→ **WRITTEN INSTRUCTION**: Copy, in full, each line of the material that holds the word "귀여워서".

[Stored items]
begin

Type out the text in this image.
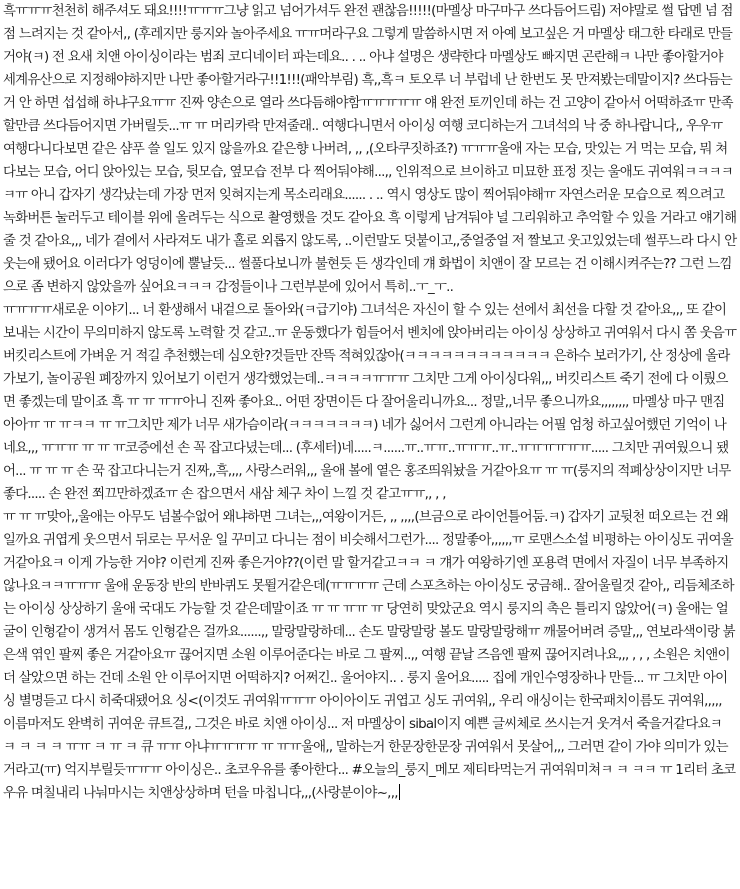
흑ㅠㅠㅠ천천히 해주셔도 돼요!!!!ㅠㅠㅠ그냥 읽고 넘어가셔두 완전 괜찮음!!!!!(마멜상 마구마구 쓰다듬어드림) 저야말로 썰 답멘 넘 점점 느려지는 것 같아서,, (후레지만 룽지와 놀아주세요 ㅠㅠ머라구요 그렇게 말씀하시면 저 아예 보고싶은 거 마멜상 태그한 타래로 만들거야(ㅋ) 전 요새 치앤 아이싱이라는 범죄 코디네이터 파는데요.. . .. 아냐 설명은 생략한다 마멜상도 빠지면 곤란해ㅋ 나만 좋아할거야 세계유산으로 지정해야하지만 나만 좋아할거라구!!1!!!(패악부림) 흑,,흑ㅋ 토오루 너 부럽네 난 한번도 못 만져봤는데말이지? 쓰다듬는거 안 하면 섭섭해 하냐구요ㅠㅠ 진짜 양손으로 열라 쓰다듬해야함ㅠㅠㅠㅠㅠ 얘 완전 토끼인데 하는 건 고양이 같아서 어떡하죠ㅠ 만족할만큼 쓰다듬어지면 가버릴듯...ㅠ ㅠ 머리카락 만져줄래.. 여행다니면서 아이싱 여행 코디하는거 그녀석의 낙 중 하나랍니다,, 우우ㅠ 여행다니다보면 같은 샴푸 쓸 일도 있지 않을까요 같은향 나버려, ,, ,(오타쿠짓하죠?) ㅠㅠㅠ울애 자는 모습, 맛있는 거 먹는 모습, 뭐 쳐다보는 모습, 어디 앉아있는 모습, 뒷모습, 옆모습 전부 다 찍어둬야해...,, 인위적으로 브이하고 미묘한 표정 짓는 울애도 귀여워ㅋㅋㅋㅋㅋㅠ 아니 갑자기 생각났는데 가장 먼저 잊혀지는게 목소리래요...... . .. 역시 영상도 많이 찍어둬야해ㅠ 자연스러운 모습으로 찍으려고 녹화버튼 눌러두고 테이블 위에 올려두는 식으로 촬영했을 것도 같아요 흑 이렇게 남겨둬야 널 그리워하고 추억할 수 있을 거라고 얘기해줄 것 같아요,,, 네가 곁에서 사라져도 내가 홀로 외롭지 않도록, ..이런말도 덧붙이고,,중얼중얼 저 짤보고 웃고있었는데 썰푸느라 다시 안 웃는애 됐어요 이러다가 엉덩이에 뿔날듯... 썰풀다보니까 불현듯 든 생각인데 걔 화법이 치앤이 잘 모르는 건 이해시켜주는?? 그런 느낌으로 좀 변하지 않았을까 싶어요ㅋㅋㅋ 감정들이나 그런부분에 있어서 특히..ㅜ_ㅜ..

ㅠㅠㅠㅠ새로운 이야기... 너 환생해서 내겉으로 돌아와(ㅋ급기야) 그녀석은 자신이 할 수 있는 선에서 최선을 다할 것 같아요,,, 또 같이 보내는 시간이 무의미하지 않도록 노력할 것 같고..ㅠ 운동했다가 힘들어서 벤치에 앉아버리는 아이싱 상상하고 귀여워서 다시 쫌 웃음ㅠ 버킷리스트에 가벼운 거 적길 추천했는데 심오한?것들만 잔뜩 적혀있잖아(ㅋㅋㅋㅋㅋㅋㅋㅋㅋㅋㅋㅋ 은하수 보러가기, 산 정상에 올라가보기, 놀이공원 폐장까지 있어보기 이런거 생각했었는데..ㅋㅋㅋㅋㅠㅠㅠ 그치만 그게 아이싱다워,,, 버킷리스트 죽기 전에 다 이뤘으면 좋겠는데 말이죠 흑 ㅠ ㅠ ㅠㅠ아니 진짜 좋아요.. 어떤 장면이든 다 잘어울리니까요... 정말,,너무 좋으니까요,,,,,,,, 마멜상 마구 맨짐 아아ㅠ ㅠ ㅠㅋㅋ ㅠ ㅠ그치만 제가 너무 새가슴이라(ㅋㅋㅋㅋㅋㅋㅋ) 네가 싫어서 그런게 아니라는 어필 엄청 하고싶어했던 기억이 나네요,,, ㅠㅠㅠ ㅠ ㅠ ㅠ코증에선 손 꼭 잡고다녔는데... (후세터)네.....ㅋ......ㅠ..ㅠㅠ..ㅠㅠㅠ..ㅠ..ㅠㅠㅠㅠㅠㅠ..... 그치만 귀여웠으니 됐어... ㅠ ㅠ ㅠ 손 꾹 잡고다니는거 진짜,,흑,,,, 사랑스러워,,, 울애 볼에 옅은 홍조띄워놨을 거같아요ㅠ ㅠ ㅠ(룽지의 적폐상상이지만 너무 좋다..... 손 완전 쬐끄만하겠죠ㅠ 손 잡으면서 새삼 체구 차이 느낄 것 같고ㅠㅠ,, , ,

ㅠ ㅠ ㅠ맞아,,울애는 아무도 넘볼수없어 왜냐하면 그녀는,,,여왕이거든, ,, ,,,,(브금으로 라이언틀어둠.ㅋ) 갑자기 교뒷천 떠오르는 건 왜일까요 귀엽게 웃으면서 뒤로는 무서운 일 꾸미고 다니는 점이 비슷해서그런가.... 정말좋아,,,,,,ㅠ 로맨스소설 비평하는 아이싱도 귀여울거같아요ㅋ 이게 가능한 거야? 이런게 진짜 좋은거야??(이런 말 할거같고ㅋㅋ ㅋ 걔가 여왕하기엔 포용력 면에서 자질이 너무 부족하지 않나요ㅋㅋㅠㅠㅠ 울애 운동장 반의 반바퀴도 못뛸거같은데(ㅠㅠㅠㅠ 근데 스포츠하는 아이싱도 궁금해.. 잘어울릴것 같아,, 리듬체조하는 아이싱 상상하기 울애 국대도 가능할 것 같은데말이죠 ㅠ ㅠ ㅠㅠ ㅠ 당연히 맞았군요 역시 룽지의 촉은 틀리지 않았어(ㅋ) 울애는 얼굴이 인형같이 생겨서 몸도 인형같은 걸까요......,, 말랑말랑하데... 손도 말랑말랑 볼도 말랑말랑해ㅠ 깨물어버려 증말,,, 연보라색이랑 붉은색 엮인 팔찌 좋은 거같아요ㅠ 끊어지면 소원 이루어준다는 바로 그 팔찌..,, 여행 끝날 즈음엔 팔찌 끊어지려나요,,, , , , 소원은 치앤이 더 살았으면 하는 건데 소원 안 이루어지면 어떡하지? 어쩌긴.. 울어야지.. . 룽지 울어요..... 집에 개인수영장하나 만들... ㅠ 그치만 아이싱 별명듣고 다시 히죽대됐어요 싱<(이것도 귀여워ㅠㅠㅠ 아이아이도 귀엽고 싱도 귀여워,, 우리 애싱이는 한국패치이름도 귀여워,,,,, 이름마저도 완벽히 귀여운 큐트걸,, 그것은 바로 치앤 아이싱... 저 마멜상이 sibal이지 예쁜 글씨체로 쓰시는거 웃겨서 죽을거같다요ㅋ ㅋ ㅋ ㅋ ㅋ ㅠㅠ ㅋ ㅠ ㅋ 큐 ㅠㅠ 아냐ㅠㅠㅠㅠ ㅠ ㅠㅠ울애,, 말하는거 한문장한문장 귀여워서 못살어,,, 그러면 같이 가야 의미가 있는거라고(ㅠ) 억지부릴듯ㅠㅠㅠ 아이싱은.. 초코우유를 좋아한다... #오늘의_룽지_메모 제티타먹는거 귀여워미쳐ㅋ ㅋ ㅋㅋ ㅠ 1리터 초코우유 며칠내리 나눠마시는 치앤상상하며 턴을 마칩니다,,,(사랑분이야~,,,
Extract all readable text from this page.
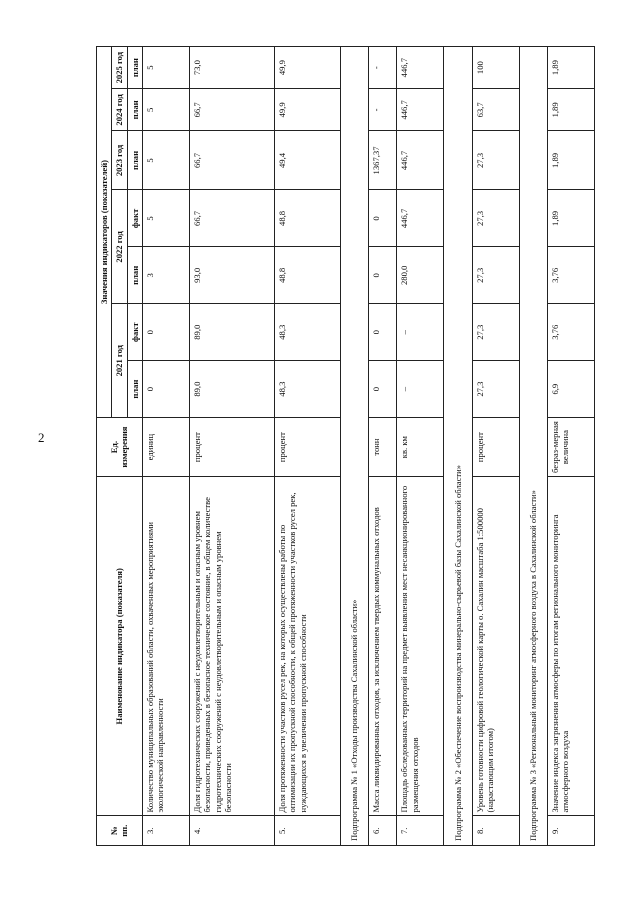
2
№ пп.	Наименование индикатора (показателя)	Ед. измерения	Значения индикаторов (показателей)						
			2021 год		2022 год		2023 год	2024 год	2025 год
			план	факт	план	факт	план	план	план
3.	Количество муниципальных образований области, охваченных мероприятиями экологической направленности	единиц	0	0	3	5	5	5	5
4.	Доля гидротехнических сооружений с неудовлетворительным и опасным уровнем безопасности, приведенных в безопасное техническое состояние, в общем количестве гидротехнических сооружений с неудовлетворительным и опасным уровнем безопасности	процент	89,0	89,0	93,0	66,7	66,7	66,7	73,0
5.	Доля протяженности участков русел рек, на которых осуществлены работы по оптимизации их пропускной способности, к общей протяженности участков русел рек, нуждающихся в увеличении пропускной способности	процент	48,3	48,3	48,8	48,8	49,4	49,9	49,9
Подпрограмма № 1 «Отходы производства Сахалинской области»									
6.	Масса ликвидированных отходов, за исключением твердых коммунальных отходов	тонн	0	0	0	0	1367,37	-	-
7.	Площадь обследованных территорий на предмет выявления мест несанкционированного размещения отходов	кв. км	–	–	280,0	446,7	446,7	446,7	446,7
Подпрограмма № 2 «Обеспечение воспроизводства минерально-сырьевой базы Сахалинской области»									
8.	Уровень готовности цифровой геологической карты о. Сахалин масштаба 1:500000 (нарастающим итогом)	процент	27,3	27,3	27,3	27,3	27,3	63,7	100
Подпрограмма № 3 «Региональный мониторинг атмосферного воздуха в Сахалинской области»									
9.	Значение индекса загрязнения атмосферы по итогам регионального мониторинга атмосферного воздуха	безраз-мерная величина	6,9	3,76	3,76	1,89	1,89	1,89	1,89
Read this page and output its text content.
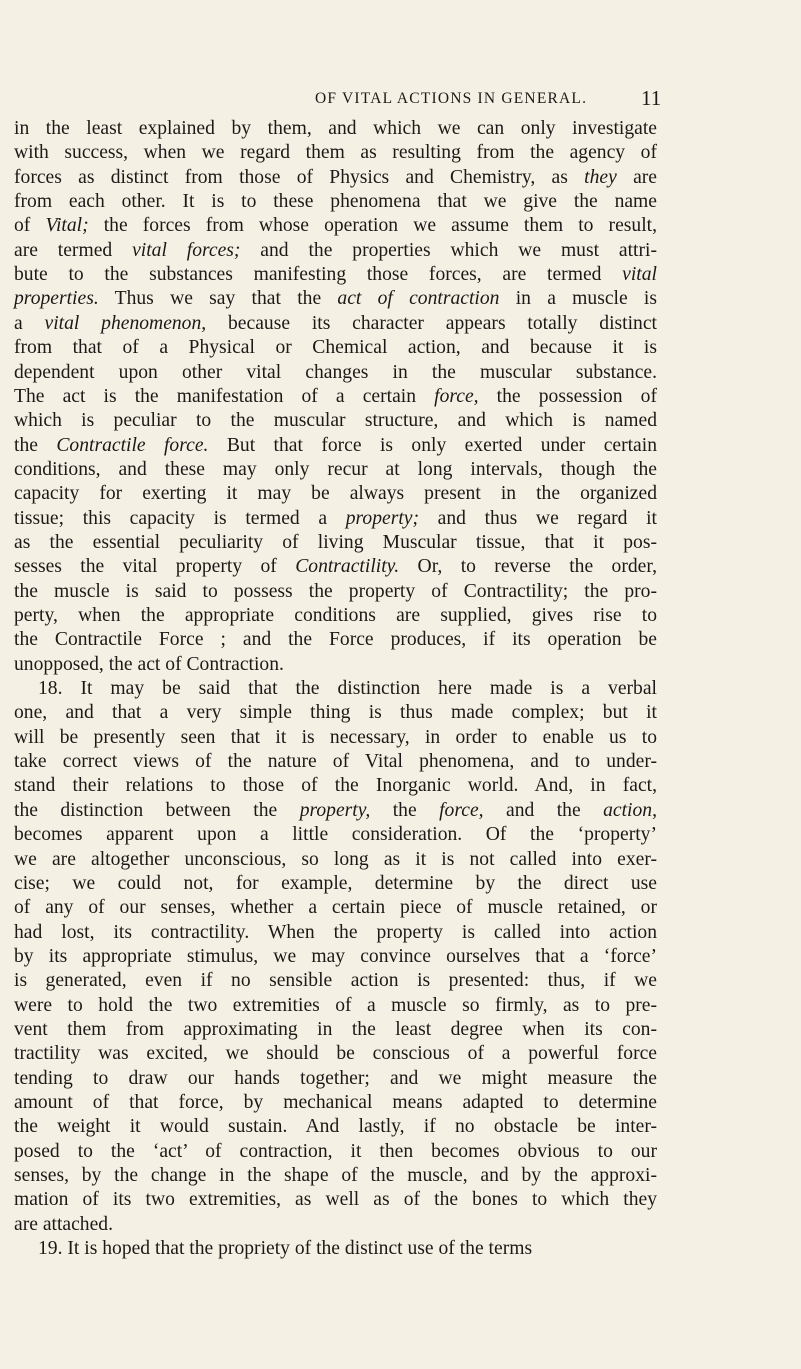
OF VITAL ACTIONS IN GENERAL.	11
in the least explained by them, and which we can only investigate
with success, when we regard them as resulting from the agency of
forces as distinct from those of Physics and Chemistry, as they are
from each other. It is to these phenomena that we give the name
of Vital; the forces from whose operation we assume them to result,
are termed vital forces; and the properties which we must attri-
bute to the substances manifesting those forces, are termed vital
properties. Thus we say that the act of contraction in a muscle is
a vital phenomenon, because its character appears totally distinct
from that of a Physical or Chemical action, and because it is
dependent upon other vital changes in the muscular substance.
The act is the manifestation of a certain force, the possession of
which is peculiar to the muscular structure, and which is named
the Contractile force. But that force is only exerted under certain
conditions, and these may only recur at long intervals, though the
capacity for exerting it may be always present in the organized
tissue; this capacity is termed a property; and thus we regard it
as the essential peculiarity of living Muscular tissue, that it pos-
sesses the vital property of Contractility. Or, to reverse the order,
the muscle is said to possess the property of Contractility; the pro-
perty, when the appropriate conditions are supplied, gives rise to
the Contractile Force ; and the Force produces, if its operation be
unopposed, the act of Contraction.
18. It may be said that the distinction here made is a verbal
one, and that a very simple thing is thus made complex; but it
will be presently seen that it is necessary, in order to enable us to
take correct views of the nature of Vital phenomena, and to under-
stand their relations to those of the Inorganic world. And, in fact,
the distinction between the property, the force, and the action,
becomes apparent upon a little consideration. Of the ‘property’
we are altogether unconscious, so long as it is not called into exer-
cise; we could not, for example, determine by the direct use
of any of our senses, whether a certain piece of muscle retained, or
had lost, its contractility. When the property is called into action
by its appropriate stimulus, we may convince ourselves that a ‘force’
is generated, even if no sensible action is presented: thus, if we
were to hold the two extremities of a muscle so firmly, as to pre-
vent them from approximating in the least degree when its con-
tractility was excited, we should be conscious of a powerful force
tending to draw our hands together; and we might measure the
amount of that force, by mechanical means adapted to determine
the weight it would sustain. And lastly, if no obstacle be inter-
posed to the ‘act’ of contraction, it then becomes obvious to our
senses, by the change in the shape of the muscle, and by the approxi-
mation of its two extremities, as well as of the bones to which they
are attached.
19. It is hoped that the propriety of the distinct use of the terms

end

→ **FINISHED EXERCISE**:
ㅠㅠㅠㅠ새로운 이야기... 너 환생해서 내겉으로 돌아와(ㅋ급기야) 그녀석은 자신이 할 수 있는 선에서 최선을 다할 것 같아요,,, 또 같이 보내는 시간이 무의미하지 않도록 노력할 것 같고..ㅠ 운동했다가 힘들어서 벤치에 앉아버리는 아이싱 상상하고 귀여워서 다시 쫌 웃음ㅠ 버킷리스트에 가벼운 거 적길 추천했는데 심오한?것들만 잔뜩 적혀있잖아(ㅋㅋㅋㅋㅋㅋㅋㅋㅋㅋㅋㅋ 은하수 보러가기, 산 정상에 올라가보기, 놀이공원 폐장까지 있어보기 이런거 생각했었는데..ㅋㅋㅋㅋㅠㅠㅠ 그치만 그게 아이싱다워,,, 버킷리스트 죽기 전에 다 이뤘으면 좋겠는데 말이죠 흑 ㅠ ㅠ ㅠㅠ아니 진짜 좋아요.. 어떤 장면이든 다 잘어울리니까요... 정말,,너무 좋으니까요,,,,,,,, 마멜상 마구 맨짐 아아ㅠ ㅠ ㅠㅋㅋ ㅠ ㅠ그치만 제가 너무 새가슴이라(ㅋㅋㅋㅋㅋㅋㅋ) 네가 싫어서 그런게 아니라는 어필 엄청 하고싶어했던 기억이 나네요,,, ㅠㅠㅠ ㅠ ㅠ ㅠ코증에선 손 꼭 잡고다녔는데... (후세터)네.....ㅋ......ㅠ..ㅠㅠ..ㅠㅠㅠ..ㅠ..ㅠㅠㅠㅠㅠㅠ..... 그치만 귀여웠으니 됐어... ㅠ ㅠ ㅠ 손 꾹 잡고다니는거 진짜,,흑,,,, 사랑스러워,,, 울애 볼에 옅은 홍조띄워놨을 거같아요ㅠ ㅠ ㅠ(룽지의 적폐상상이지만 너무 좋다..... 손 완전 쬐끄만하겠죠ㅠ 손 잡으면서 새삼 체구 차이 느낄 것 같고ㅠㅠ,, , ,
ㅠ ㅠ ㅠ맞아,,울애는 아무도 넘볼수없어 왜냐하면 그녀는,,,여왕이거든, ,, ,,,,(브금으로 라이언틀어둠.ㅋ) 갑자기 교뒷천 떠오르는 건 왜일까요 귀엽게 웃으면서 뒤로는 무서운 일 꾸미고 다니는 점이 비슷해서그런가.... 정말좋아,,,,,,ㅠ 로맨스소설 비평하는 아이싱도 귀여울거같아요ㅋ 이게 가능한 거야? 이런게 진짜 좋은거야??(이런 말 할거같고ㅋㅋ ㅋ 걔가 여왕하기엔 포용력 면에서 자질이 너무 부족하지 않나요ㅋㅋㅠㅠㅠ 울애 운동장 반의 반바퀴도 못뛸거같은데(ㅠㅠㅠㅠ 근데 스포츠하는 아이싱도 궁금해.. 잘어울릴것 같아,, 리듬체조하는 아이싱 상상하기 울애 국대도 가능할 것 같은데말이죠 ㅠ ㅠ ㅠㅠ ㅠ 당연히 맞았군요 역시 룽지의 촉은 틀리지 않았어(ㅋ) 울애는 얼굴이 인형같이 생겨서 몸도 인형같은 걸까요......,, 말랑말랑하데... 손도 말랑말랑 볼도 말랑말랑해ㅠ 깨물어버려 증말,,, 연보라색이랑 붉은색 엮인 팔찌 좋은 거같아요ㅠ 끊어지면 소원 이루어준다는 바로 그 팔찌..,, 여행 끝날 즈음엔 팔찌 끊어지려나요,,, , , , 소원은 치앤이 더 살았으면 하는 건데 소원 안 이루어지면 어떡하지? 어쩌긴.. 울어야지.. . 룽지 울어요..... 집에 개인수영장하나 만들... ㅠ 그치만 아이싱 별명듣고 다시 히죽대됐어요 싱<(이것도 귀여워ㅠㅠㅠ 아이아이도 귀엽고 싱도 귀여워,, 우리 애싱이는 한국패치이름도 귀여워,,,,, 이름마저도 완벽히 귀여운 큐트걸,, 그것은 바로 치앤 아이싱... 저 마멜상이 sibal이지 예쁜 글씨체로 쓰시는거 웃겨서 죽을거같다요ㅋ ㅋ ㅋ ㅋ ㅋ ㅠㅠ ㅋ ㅠ ㅋ 큐 ㅠㅠ 아냐ㅠㅠㅠㅠ ㅠ ㅠㅠ울애,, 말하는거 한문장한문장 귀여워서 못살어,,, 그러면 같이 가야 의미가 있는거라고(ㅠ) 억지부릴듯ㅠㅠㅠ 아이싱은.. 초코우유를 좋아한다... #오늘의_룽지_메모 제티타먹는거 귀여워미쳐ㅋ ㅋ ㅋㅋ ㅠ 1리터 초코우유 며칠내리 나눠마시는 치앤상상하며 턴을 마칩니다,,,(사랑분이야~,,,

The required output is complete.